▶ **Text shown**:
········
1st (traditionally) Doge of Venice
- In office 697 – 717 (traditionally)
- Preceded by: Office established (traditionally)
- Succeeded by: Marcello Tegalliano

Personal details
- Died: 717

= Paolo Lucio Anafesto =

First Doge of Venice from 697 to 717

Paolo Lucio Anafesto (Paulucius Anafestus) was, according to Venetian chronicler John the Deacon and other later traditions, the first Doge of Venice, serving (allegedly) from 697 to 717. Since he is not known from contemporary sources, various scholars have raised several questions regarding his personal (prosopographical) historicity and reliability of late accounts, provided by John the Deacon, who died sometime after 1018.

==Traditional accounts==
Traditional accounts on Anafesto are based on John the Deacon's work, known as Chronicon Venetum et Gradense, written at the beginning of the 11th century, and also on several other, much later traditions. According to such sources, Anafesto was a nobleman from Eraclea, then the main town in the region. He was elected in 697 as duke, with official jurisdiction over the entire Venetian lagoon. His job was to both put an end to the conflicts between the various tribunes who until then had governed the differing towns, and to coordinate the defense against the Lombards and the Slavs who were encroaching on their settlements. He also repelled Umayyad attacks and raids onto the region.
········
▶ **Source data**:
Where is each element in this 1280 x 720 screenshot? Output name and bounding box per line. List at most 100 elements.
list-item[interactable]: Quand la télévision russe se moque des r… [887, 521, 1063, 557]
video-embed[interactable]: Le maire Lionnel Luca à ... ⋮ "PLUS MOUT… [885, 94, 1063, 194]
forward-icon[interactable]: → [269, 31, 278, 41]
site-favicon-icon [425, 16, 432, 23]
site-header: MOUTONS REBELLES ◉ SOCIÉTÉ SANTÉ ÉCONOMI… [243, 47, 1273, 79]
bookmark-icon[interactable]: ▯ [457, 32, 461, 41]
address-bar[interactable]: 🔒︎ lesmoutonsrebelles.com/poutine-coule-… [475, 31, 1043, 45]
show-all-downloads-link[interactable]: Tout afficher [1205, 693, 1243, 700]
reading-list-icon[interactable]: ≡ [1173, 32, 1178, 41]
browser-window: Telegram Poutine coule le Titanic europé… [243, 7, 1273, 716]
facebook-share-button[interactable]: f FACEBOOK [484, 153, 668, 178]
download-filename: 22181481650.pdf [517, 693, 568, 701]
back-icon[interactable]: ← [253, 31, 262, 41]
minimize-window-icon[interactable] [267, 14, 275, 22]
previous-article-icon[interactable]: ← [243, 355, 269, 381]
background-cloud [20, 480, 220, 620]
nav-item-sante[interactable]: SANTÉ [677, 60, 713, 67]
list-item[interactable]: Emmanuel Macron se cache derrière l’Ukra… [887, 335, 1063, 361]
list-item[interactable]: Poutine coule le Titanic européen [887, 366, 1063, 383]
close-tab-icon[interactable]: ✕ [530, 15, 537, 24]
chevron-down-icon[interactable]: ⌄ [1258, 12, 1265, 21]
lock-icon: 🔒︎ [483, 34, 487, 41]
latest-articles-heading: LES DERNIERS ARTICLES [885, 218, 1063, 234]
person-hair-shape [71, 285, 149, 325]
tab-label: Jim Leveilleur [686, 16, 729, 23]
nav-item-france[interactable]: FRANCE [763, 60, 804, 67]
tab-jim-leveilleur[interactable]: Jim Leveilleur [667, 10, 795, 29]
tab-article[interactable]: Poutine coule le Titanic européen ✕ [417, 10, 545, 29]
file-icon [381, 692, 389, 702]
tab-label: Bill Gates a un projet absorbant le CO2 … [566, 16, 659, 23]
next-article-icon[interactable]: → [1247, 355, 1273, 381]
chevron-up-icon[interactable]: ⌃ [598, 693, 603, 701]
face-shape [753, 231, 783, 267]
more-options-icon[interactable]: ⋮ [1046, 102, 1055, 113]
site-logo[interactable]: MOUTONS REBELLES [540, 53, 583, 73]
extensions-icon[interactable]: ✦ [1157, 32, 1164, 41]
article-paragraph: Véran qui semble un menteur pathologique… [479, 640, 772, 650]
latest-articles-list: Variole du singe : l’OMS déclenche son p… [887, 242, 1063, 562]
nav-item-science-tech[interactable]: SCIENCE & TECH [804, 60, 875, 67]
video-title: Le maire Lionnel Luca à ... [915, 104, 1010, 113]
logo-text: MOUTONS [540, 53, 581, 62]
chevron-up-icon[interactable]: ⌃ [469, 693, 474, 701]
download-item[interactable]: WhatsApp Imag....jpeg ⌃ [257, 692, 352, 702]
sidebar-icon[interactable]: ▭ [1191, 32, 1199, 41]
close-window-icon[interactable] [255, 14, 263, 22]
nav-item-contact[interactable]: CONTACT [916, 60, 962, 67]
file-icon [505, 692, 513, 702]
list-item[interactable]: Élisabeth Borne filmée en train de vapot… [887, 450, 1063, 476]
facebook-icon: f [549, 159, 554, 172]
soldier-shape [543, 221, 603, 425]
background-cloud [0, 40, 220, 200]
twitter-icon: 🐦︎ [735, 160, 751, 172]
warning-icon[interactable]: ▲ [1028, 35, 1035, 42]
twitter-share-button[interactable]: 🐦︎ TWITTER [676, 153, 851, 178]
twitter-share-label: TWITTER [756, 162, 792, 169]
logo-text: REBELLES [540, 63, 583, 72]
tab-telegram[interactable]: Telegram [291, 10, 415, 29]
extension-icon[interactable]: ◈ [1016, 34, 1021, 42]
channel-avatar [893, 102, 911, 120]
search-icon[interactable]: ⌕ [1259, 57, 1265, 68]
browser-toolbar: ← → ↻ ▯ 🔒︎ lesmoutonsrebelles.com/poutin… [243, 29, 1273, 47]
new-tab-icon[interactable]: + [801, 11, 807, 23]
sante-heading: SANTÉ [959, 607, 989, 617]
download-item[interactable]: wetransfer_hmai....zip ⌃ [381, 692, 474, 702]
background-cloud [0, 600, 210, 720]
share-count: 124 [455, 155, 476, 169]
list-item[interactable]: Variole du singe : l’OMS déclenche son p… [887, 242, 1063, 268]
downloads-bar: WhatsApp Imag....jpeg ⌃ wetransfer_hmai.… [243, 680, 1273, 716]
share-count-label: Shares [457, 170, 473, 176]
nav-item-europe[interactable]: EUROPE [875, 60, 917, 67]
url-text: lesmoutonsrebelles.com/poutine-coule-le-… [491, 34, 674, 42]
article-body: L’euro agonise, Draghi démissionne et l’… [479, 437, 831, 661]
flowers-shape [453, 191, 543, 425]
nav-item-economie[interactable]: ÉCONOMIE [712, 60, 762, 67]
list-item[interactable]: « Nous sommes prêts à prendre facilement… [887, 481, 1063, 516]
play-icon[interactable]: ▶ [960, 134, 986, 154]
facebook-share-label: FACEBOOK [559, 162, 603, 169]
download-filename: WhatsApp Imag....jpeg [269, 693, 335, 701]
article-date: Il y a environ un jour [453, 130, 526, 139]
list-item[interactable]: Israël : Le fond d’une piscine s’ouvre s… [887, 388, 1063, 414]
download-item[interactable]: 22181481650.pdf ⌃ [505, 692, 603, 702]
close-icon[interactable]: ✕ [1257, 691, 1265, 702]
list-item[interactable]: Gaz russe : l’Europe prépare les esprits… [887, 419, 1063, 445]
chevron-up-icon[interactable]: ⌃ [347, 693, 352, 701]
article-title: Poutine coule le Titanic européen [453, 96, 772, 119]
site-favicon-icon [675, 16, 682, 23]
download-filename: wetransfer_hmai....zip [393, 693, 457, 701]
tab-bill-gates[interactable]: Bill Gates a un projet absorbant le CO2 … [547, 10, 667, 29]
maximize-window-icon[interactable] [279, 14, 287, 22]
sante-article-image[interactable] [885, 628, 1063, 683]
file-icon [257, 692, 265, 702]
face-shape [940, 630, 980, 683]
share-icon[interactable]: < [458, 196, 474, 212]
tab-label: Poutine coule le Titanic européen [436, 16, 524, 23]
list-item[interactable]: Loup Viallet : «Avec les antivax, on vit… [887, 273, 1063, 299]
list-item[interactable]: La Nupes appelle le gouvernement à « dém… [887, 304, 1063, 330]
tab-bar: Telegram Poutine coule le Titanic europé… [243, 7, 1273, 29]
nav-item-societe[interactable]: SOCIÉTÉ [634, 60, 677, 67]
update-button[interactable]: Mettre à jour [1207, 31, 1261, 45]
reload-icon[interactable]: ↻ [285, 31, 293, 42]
········
▶ **Assigned task A**: Copy the Paolo Lucio Anafesto passage word for word, from "- Succeeded by: Marcello" to "sometime after 1018.".
▶ **Assigned task B**: Pick up the text about Paolo Lucio Anafesto where it stops and keep it going.

▶ **Exercise result A**:
- Succeeded by: Marcello Tegalliano

Personal details
- Died: 717

= Paolo Lucio Anafesto =

First Doge of Venice from 697 to 717

Paolo Lucio Anafesto (Paulucius Anafestus) was, according to Venetian chronicler John the Deacon and other later traditions, the first Doge of Venice, serving (allegedly) from 697 to 717. Since he is not known from contemporary sources, various scholars have raised several questions regarding his personal (prosopographical) historicity and reliability of late accounts, provided by John the Deacon, who died sometime after 1018.

▶ **Exercise result B**:
==Historical criticism==
Anafesto's existence is uncorroborated by any source before the 11th century. Analyzing accounts of John the Deacon, in light of the Pactum Lotharii from 840, modern scholars have pointed out that John's accounts might have been derived from data on some contemporary dignitaries, such as Paul (a Byzantine Exarch of Ravenna), or some of neighboring Lombard dukes who had similar name. Moreover, a subordinate of exarch Paul, magister militum Marcellus, similarly corresponds to the alleged Anafesto's successor Marcello Tegalliano, thus casting doubt on the authenticity of John the Deacon's account on both of them.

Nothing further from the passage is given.